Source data
— begin —

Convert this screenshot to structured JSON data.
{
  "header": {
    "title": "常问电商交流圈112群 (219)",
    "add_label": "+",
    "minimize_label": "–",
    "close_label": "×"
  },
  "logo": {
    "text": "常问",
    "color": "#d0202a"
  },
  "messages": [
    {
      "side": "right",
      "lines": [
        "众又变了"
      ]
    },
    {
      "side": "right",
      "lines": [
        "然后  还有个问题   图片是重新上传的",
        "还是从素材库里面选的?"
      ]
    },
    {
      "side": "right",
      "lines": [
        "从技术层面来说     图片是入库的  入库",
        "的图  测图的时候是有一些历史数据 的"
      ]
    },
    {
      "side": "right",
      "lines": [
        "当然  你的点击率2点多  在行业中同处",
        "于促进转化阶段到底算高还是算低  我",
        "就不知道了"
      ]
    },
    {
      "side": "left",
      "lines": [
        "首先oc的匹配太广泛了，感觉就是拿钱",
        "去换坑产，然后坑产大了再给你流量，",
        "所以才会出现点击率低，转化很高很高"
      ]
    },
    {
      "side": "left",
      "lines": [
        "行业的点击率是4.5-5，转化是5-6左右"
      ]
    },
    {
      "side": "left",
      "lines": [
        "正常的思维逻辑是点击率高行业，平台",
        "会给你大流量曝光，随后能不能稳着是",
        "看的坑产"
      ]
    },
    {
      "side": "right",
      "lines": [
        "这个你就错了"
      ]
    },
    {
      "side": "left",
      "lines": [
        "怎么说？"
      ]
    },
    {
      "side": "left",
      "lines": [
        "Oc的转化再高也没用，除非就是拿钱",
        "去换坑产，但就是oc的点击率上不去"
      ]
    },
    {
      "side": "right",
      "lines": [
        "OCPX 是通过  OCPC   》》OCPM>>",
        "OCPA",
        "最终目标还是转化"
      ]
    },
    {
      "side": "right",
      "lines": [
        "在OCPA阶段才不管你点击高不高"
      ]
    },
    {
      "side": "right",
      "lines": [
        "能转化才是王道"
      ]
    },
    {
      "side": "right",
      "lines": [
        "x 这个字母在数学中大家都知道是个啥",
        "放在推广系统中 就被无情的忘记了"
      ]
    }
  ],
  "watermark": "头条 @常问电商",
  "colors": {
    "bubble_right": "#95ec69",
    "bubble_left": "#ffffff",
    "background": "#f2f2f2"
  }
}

— end —

**Your task**
Write out the full set of records exactly as given.

**Written answer**
Convert this screenshot to structured JSON data.
{
  "header": {
    "title": "常问电商交流圈112群 (219)",
    "add_label": "+",
    "minimize_label": "–",
    "close_label": "×"
  },
  "logo": {
    "text": "常问",
    "color": "#d0202a"
  },
  "messages": [
    {
      "side": "right",
      "lines": [
        "众又变了"
      ]
    },
    {
      "side": "right",
      "lines": [
        "然后  还有个问题   图片是重新上传的",
        "还是从素材库里面选的?"
      ]
    },
    {
      "side": "right",
      "lines": [
        "从技术层面来说     图片是入库的  入库",
        "的图  测图的时候是有一些历史数据 的"
      ]
    },
    {
      "side": "right",
      "lines": [
        "当然  你的点击率2点多  在行业中同处",
        "于促进转化阶段到底算高还是算低  我",
        "就不知道了"
      ]
    },
    {
      "side": "left",
      "lines": [
        "首先oc的匹配太广泛了，感觉就是拿钱",
        "去换坑产，然后坑产大了再给你流量，",
        "所以才会出现点击率低，转化很高很高"
      ]
    },
    {
      "side": "left",
      "lines": [
        "行业的点击率是4.5-5，转化是5-6左右"
      ]
    },
    {
      "side": "left",
      "lines": [
        "正常的思维逻辑是点击率高行业，平台",
        "会给你大流量曝光，随后能不能稳着是",
        "看的坑产"
      ]
    },
    {
      "side": "right",
      "lines": [
        "这个你就错了"
      ]
    },
    {
      "side": "left",
      "lines": [
        "怎么说？"
      ]
    },
    {
      "side": "left",
      "lines": [
        "Oc的转化再高也没用，除非就是拿钱",
        "去换坑产，但就是oc的点击率上不去"
      ]
    },
    {
      "side": "right",
      "lines": [
        "OCPX 是通过  OCPC   》》OCPM>>",
        "OCPA",
        "最终目标还是转化"
      ]
    },
    {
      "side": "right",
      "lines": [
        "在OCPA阶段才不管你点击高不高"
      ]
    },
    {
      "side": "right",
      "lines": [
        "能转化才是王道"
      ]
    },
    {
      "side": "right",
      "lines": [
        "x 这个字母在数学中大家都知道是个啥",
        "放在推广系统中 就被无情的忘记了"
      ]
    }
  ],
  "watermark": "头条 @常问电商",
  "colors": {
    "bubble_right": "#95ec69",
    "bubble_left": "#ffffff",
    "background": "#f2f2f2"
  }
}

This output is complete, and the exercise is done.